» **Goal of the exercise**:
Please give the entries again in full and exactly, without any picture.

» **Dataset extract**:
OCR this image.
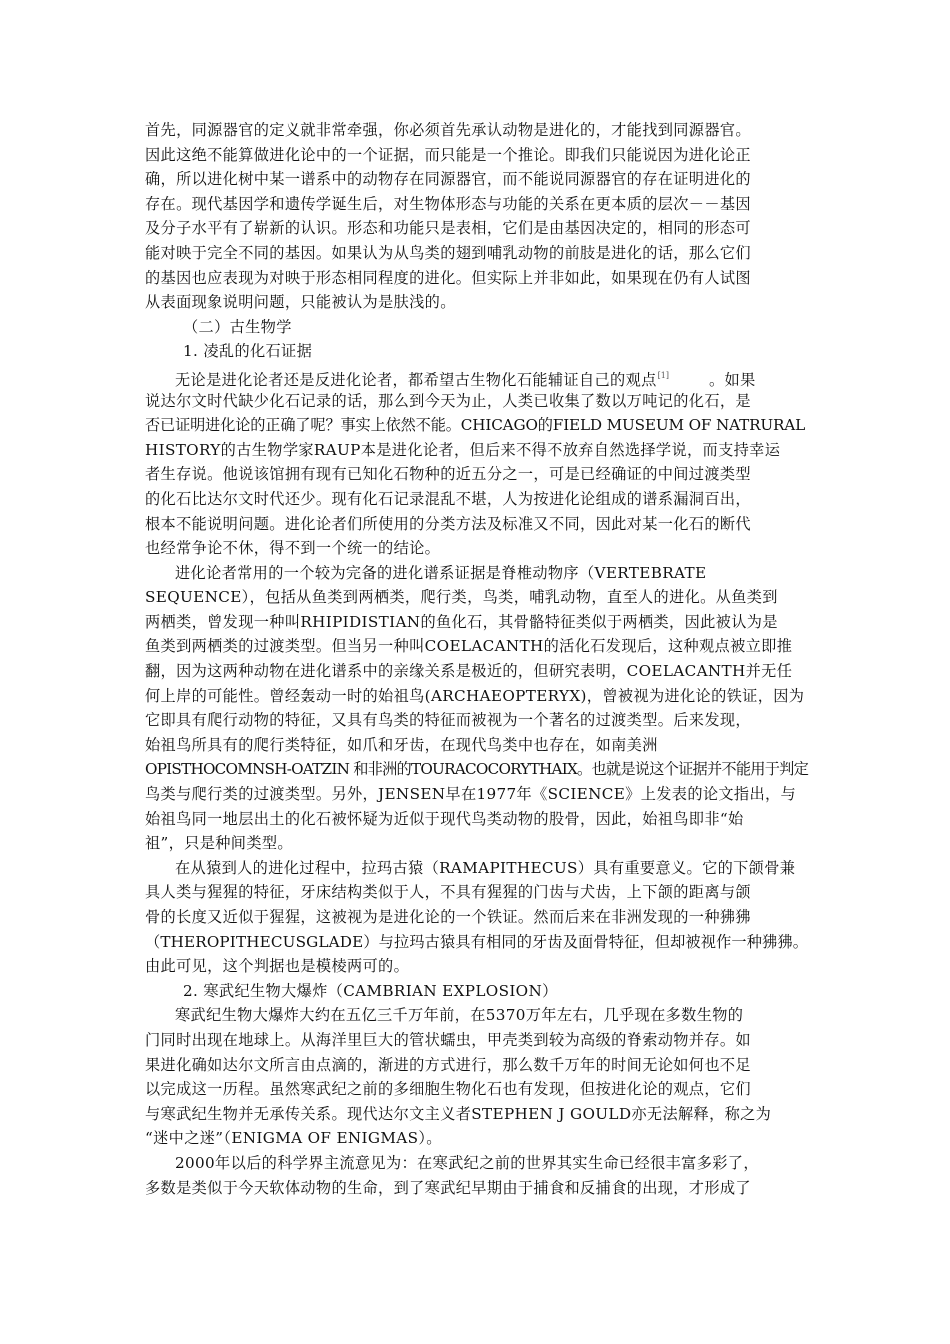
首先，同源器官的定义就非常牵强，你必须首先承认动物是进化的，才能找到同源器官。
因此这绝不能算做进化论中的一个证据，而只能是一个推论。即我们只能说因为进化论正
确，所以进化树中某一谱系中的动物存在同源器官，而不能说同源器官的存在证明进化的
存在。现代基因学和遗传学诞生后，对生物体形态与功能的关系在更本质的层次－－基因
及分子水平有了崭新的认识。形态和功能只是表相，它们是由基因决定的，相同的形态可
能对映于完全不同的基因。如果认为从鸟类的翅到哺乳动物的前肢是进化的话，那么它们
的基因也应表现为对映于形态相同程度的进化。但实际上并非如此，如果现在仍有人试图
从表面现象说明问题，只能被认为是肤浅的。
（二）古生物学
1. 凌乱的化石证据
无论是进化论者还是反进化论者，都希望古生物化石能辅证自己的观点[1]	。如果
说达尔文时代缺少化石记录的话，那么到今天为止，人类已收集了数以万吨记的化石，是
否已证明进化论的正确了呢？事实上依然不能。CHICAGO的FIELD MUSEUM OF NATRURAL
HISTORY的古生物学家RAUP本是进化论者，但后来不得不放弃自然选择学说，而支持幸运
者生存说。他说该馆拥有现有已知化石物种的近五分之一，可是已经确证的中间过渡类型
的化石比达尔文时代还少。现有化石记录混乱不堪，人为按进化论组成的谱系漏洞百出，
根本不能说明问题。进化论者们所使用的分类方法及标准又不同，因此对某一化石的断代
也经常争论不休，得不到一个统一的结论。
进化论者常用的一个较为完备的进化谱系证据是脊椎动物序（VERTEBRATE
SEQUENCE），包括从鱼类到两栖类，爬行类，鸟类，哺乳动物，直至人的进化。从鱼类到
两栖类，曾发现一种叫RHIPIDISTIAN的鱼化石，其骨骼特征类似于两栖类，因此被认为是
鱼类到两栖类的过渡类型。但当另一种叫COELACANTH的活化石发现后，这种观点被立即推
翻，因为这两种动物在进化谱系中的亲缘关系是极近的，但研究表明，COELACANTH并无任
何上岸的可能性。曾经轰动一时的始祖鸟(ARCHAEOPTERYX)，曾被视为进化论的铁证，因为
它即具有爬行动物的特征，又具有鸟类的特征而被视为一个著名的过渡类型。后来发现，
始祖鸟所具有的爬行类特征，如爪和牙齿，在现代鸟类中也存在，如南美洲
OPISTHOCOMNSH-OATZIN 和非洲的TOURACOCORYTHAIX。也就是说这个证据并不能用于判定
鸟类与爬行类的过渡类型。另外，JENSEN早在1977年《SCIENCE》上发表的论文指出，与
始祖鸟同一地层出土的化石被怀疑为近似于现代鸟类动物的股骨，因此，始祖鸟即非“始
祖”，只是种间类型。
在从猿到人的进化过程中，拉玛古猿（RAMAPITHECUS）具有重要意义。它的下颌骨兼
具人类与猩猩的特征，牙床结构类似于人，不具有猩猩的门齿与犬齿，上下颌的距离与颌
骨的长度又近似于猩猩，这被视为是进化论的一个铁证。然而后来在非洲发现的一种狒狒
（THEROPITHECUSGLADE）与拉玛古猿具有相同的牙齿及面骨特征，但却被视作一种狒狒。
由此可见，这个判据也是模棱两可的。
2. 寒武纪生物大爆炸（CAMBRIAN EXPLOSION）
寒武纪生物大爆炸大约在五亿三千万年前，在5370万年左右，几乎现在多数生物的
门同时出现在地球上。从海洋里巨大的管状蠕虫，甲壳类到较为高级的脊索动物并存。如
果进化确如达尔文所言由点滴的，渐进的方式进行，那么数千万年的时间无论如何也不足
以完成这一历程。虽然寒武纪之前的多细胞生物化石也有发现，但按进化论的观点，它们
与寒武纪生物并无承传关系。现代达尔文主义者STEPHEN J GOULD亦无法解释，称之为
“迷中之迷”（ENIGMA OF ENIGMAS）。
2000年以后的科学界主流意见为：在寒武纪之前的世界其实生命已经很丰富多彩了，
多数是类似于今天软体动物的生命，到了寒武纪早期由于捕食和反捕食的出现，才形成了
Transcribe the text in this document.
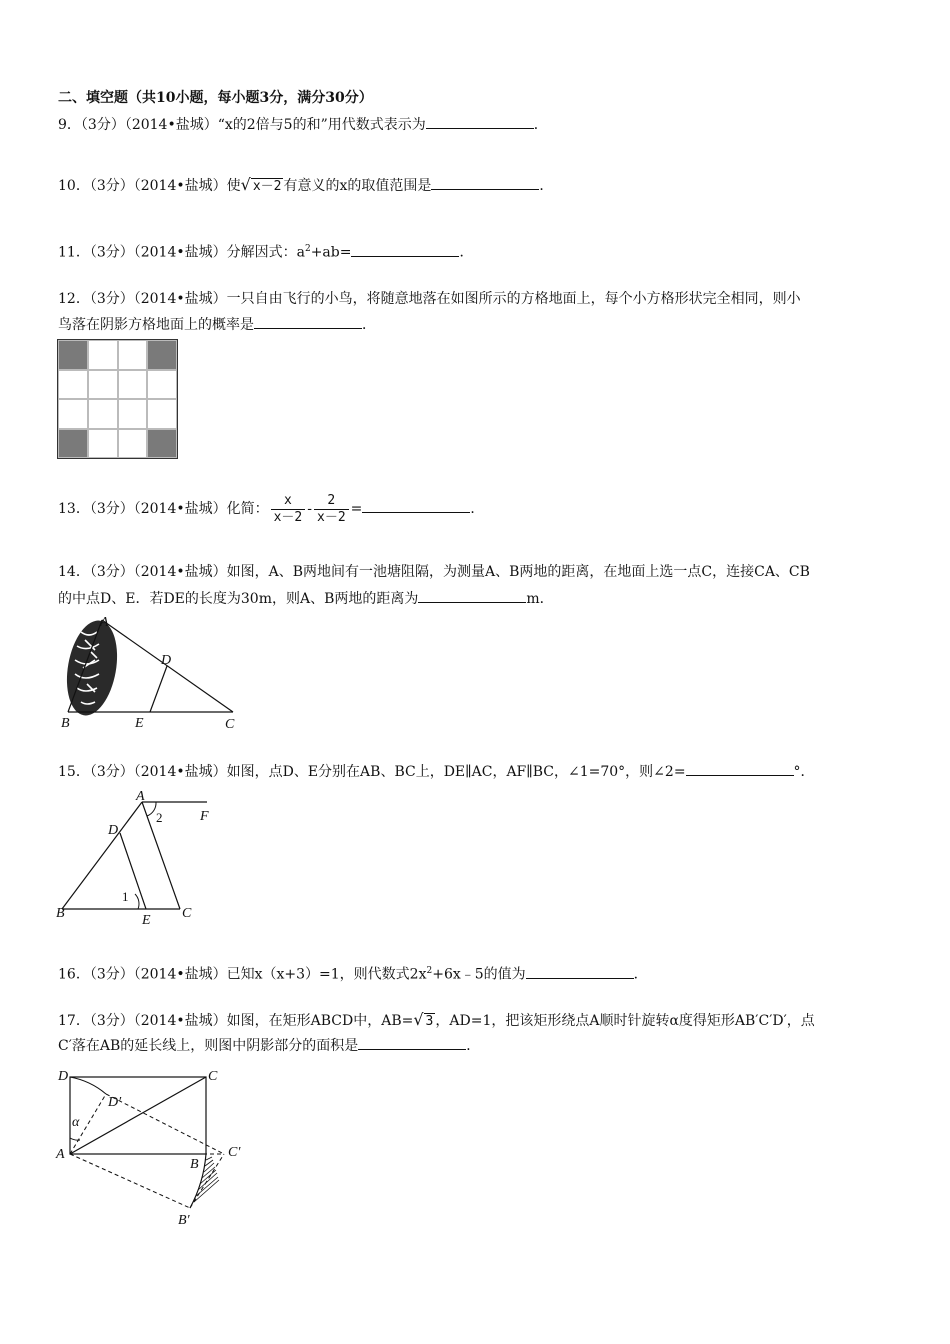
二、填空题（共10小题，每小题3分，满分30分）
9．（3分）（2014•盐城）“x的2倍与5的和”用代数式表示为	．
10．（3分）（2014•盐城）使√ x－2 有意义的x的取值范围是	．
11．（3分）（2014•盐城）分解因式：$a^2+ab=$	．
12．（3分）（2014•盐城）一只自由飞行的小鸟，将随意地落在如图所示的方格地面上，每个小方格形状完全相同，则小
鸟落在阴影方格地面上的概率是	．
13．（3分）（2014•盐城）化简： $\frac{x}{x-2} - \frac{2}{x-2}$ =	．
14．（3分）（2014•盐城）如图，A、B两地间有一池塘阻隔，为测量A、B两地的距离，在地面上选一点C，连接CA、CB
的中点D、E．若DE的长度为30m，则A、B两地的距离为	m．
A
B	C
D
E
15．（3分）（2014•盐城）如图，点D、E分别在AB、BC上，DE∥AC，AF∥BC，∠1=70°，则∠2=	°．
A
B	C
D
E
F
1
2
16．（3分）（2014•盐城）已知x（x+3）=1，则代数式$2x^2+6x﹣5$的值为	．
17．（3分）（2014•盐城）如图，在矩形ABCD中，AB=√ 3 ，AD=1，把该矩形绕点A顺时针旋转α度得矩形AB′C′D′，点
C′落在AB的延长线上，则图中阴影部分的面积是	．
D	C
A
B
C′
B′
D′
α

» **Finished exercise**:
OCR this image.
首先，同源器官的定义就非常牵强，你必须首先承认动物是进化的，才能找到同源器官。
因此这绝不能算做进化论中的一个证据，而只能是一个推论。即我们只能说因为进化论正
确，所以进化树中某一谱系中的动物存在同源器官，而不能说同源器官的存在证明进化的
存在。现代基因学和遗传学诞生后，对生物体形态与功能的关系在更本质的层次－－基因
及分子水平有了崭新的认识。形态和功能只是表相，它们是由基因决定的，相同的形态可
能对映于完全不同的基因。如果认为从鸟类的翅到哺乳动物的前肢是进化的话，那么它们
的基因也应表现为对映于形态相同程度的进化。但实际上并非如此，如果现在仍有人试图
从表面现象说明问题，只能被认为是肤浅的。
（二）古生物学
1. 凌乱的化石证据
无论是进化论者还是反进化论者，都希望古生物化石能辅证自己的观点[1]	。如果
说达尔文时代缺少化石记录的话，那么到今天为止，人类已收集了数以万吨记的化石，是
否已证明进化论的正确了呢？事实上依然不能。CHICAGO的FIELD MUSEUM OF NATRURAL
HISTORY的古生物学家RAUP本是进化论者，但后来不得不放弃自然选择学说，而支持幸运
者生存说。他说该馆拥有现有已知化石物种的近五分之一，可是已经确证的中间过渡类型
的化石比达尔文时代还少。现有化石记录混乱不堪，人为按进化论组成的谱系漏洞百出，
根本不能说明问题。进化论者们所使用的分类方法及标准又不同，因此对某一化石的断代
也经常争论不休，得不到一个统一的结论。
进化论者常用的一个较为完备的进化谱系证据是脊椎动物序（VERTEBRATE
SEQUENCE），包括从鱼类到两栖类，爬行类，鸟类，哺乳动物，直至人的进化。从鱼类到
两栖类，曾发现一种叫RHIPIDISTIAN的鱼化石，其骨骼特征类似于两栖类，因此被认为是
鱼类到两栖类的过渡类型。但当另一种叫COELACANTH的活化石发现后，这种观点被立即推
翻，因为这两种动物在进化谱系中的亲缘关系是极近的，但研究表明，COELACANTH并无任
何上岸的可能性。曾经轰动一时的始祖鸟(ARCHAEOPTERYX)，曾被视为进化论的铁证，因为
它即具有爬行动物的特征，又具有鸟类的特征而被视为一个著名的过渡类型。后来发现，
始祖鸟所具有的爬行类特征，如爪和牙齿，在现代鸟类中也存在，如南美洲
OPISTHOCOMNSH-OATZIN 和非洲的TOURACOCORYTHAIX。也就是说这个证据并不能用于判定
鸟类与爬行类的过渡类型。另外，JENSEN早在1977年《SCIENCE》上发表的论文指出，与
始祖鸟同一地层出土的化石被怀疑为近似于现代鸟类动物的股骨，因此，始祖鸟即非“始
祖”，只是种间类型。
在从猿到人的进化过程中，拉玛古猿（RAMAPITHECUS）具有重要意义。它的下颌骨兼
具人类与猩猩的特征，牙床结构类似于人，不具有猩猩的门齿与犬齿，上下颌的距离与颌
骨的长度又近似于猩猩，这被视为是进化论的一个铁证。然而后来在非洲发现的一种狒狒
（THEROPITHECUSGLADE）与拉玛古猿具有相同的牙齿及面骨特征，但却被视作一种狒狒。
由此可见，这个判据也是模棱两可的。
2. 寒武纪生物大爆炸（CAMBRIAN EXPLOSION）
寒武纪生物大爆炸大约在五亿三千万年前，在5370万年左右，几乎现在多数生物的
门同时出现在地球上。从海洋里巨大的管状蠕虫，甲壳类到较为高级的脊索动物并存。如
果进化确如达尔文所言由点滴的，渐进的方式进行，那么数千万年的时间无论如何也不足
以完成这一历程。虽然寒武纪之前的多细胞生物化石也有发现，但按进化论的观点，它们
与寒武纪生物并无承传关系。现代达尔文主义者STEPHEN J GOULD亦无法解释，称之为
“迷中之迷”（ENIGMA OF ENIGMAS）。
2000年以后的科学界主流意见为：在寒武纪之前的世界其实生命已经很丰富多彩了，
多数是类似于今天软体动物的生命，到了寒武纪早期由于捕食和反捕食的出现，才形成了
Transcribe the text in this document.
二、填空题（共10小题，每小题3分，满分30分）
9．（3分）（2014•盐城）“x的2倍与5的和”用代数式表示为	．
10．（3分）（2014•盐城）使√ x－2 有意义的x的取值范围是	．
11．（3分）（2014•盐城）分解因式：$a^2+ab=$	．
12．（3分）（2014•盐城）一只自由飞行的小鸟，将随意地落在如图所示的方格地面上，每个小方格形状完全相同，则小
鸟落在阴影方格地面上的概率是	．
13．（3分）（2014•盐城）化简： $\frac{x}{x-2} - \frac{2}{x-2}$ =	．
14．（3分）（2014•盐城）如图，A、B两地间有一池塘阻隔，为测量A、B两地的距离，在地面上选一点C，连接CA、CB
的中点D、E．若DE的长度为30m，则A、B两地的距离为	m．
A
B	C
D
E
15．（3分）（2014•盐城）如图，点D、E分别在AB、BC上，DE∥AC，AF∥BC，∠1=70°，则∠2=	°．
A
B	C
D
E
F
1
2
16．（3分）（2014•盐城）已知x（x+3）=1，则代数式$2x^2+6x﹣5$的值为	．
17．（3分）（2014•盐城）如图，在矩形ABCD中，AB=√ 3 ，AD=1，把该矩形绕点A顺时针旋转α度得矩形AB′C′D′，点
C′落在AB的延长线上，则图中阴影部分的面积是	．
D	C
A
B
C′
B′
D′
α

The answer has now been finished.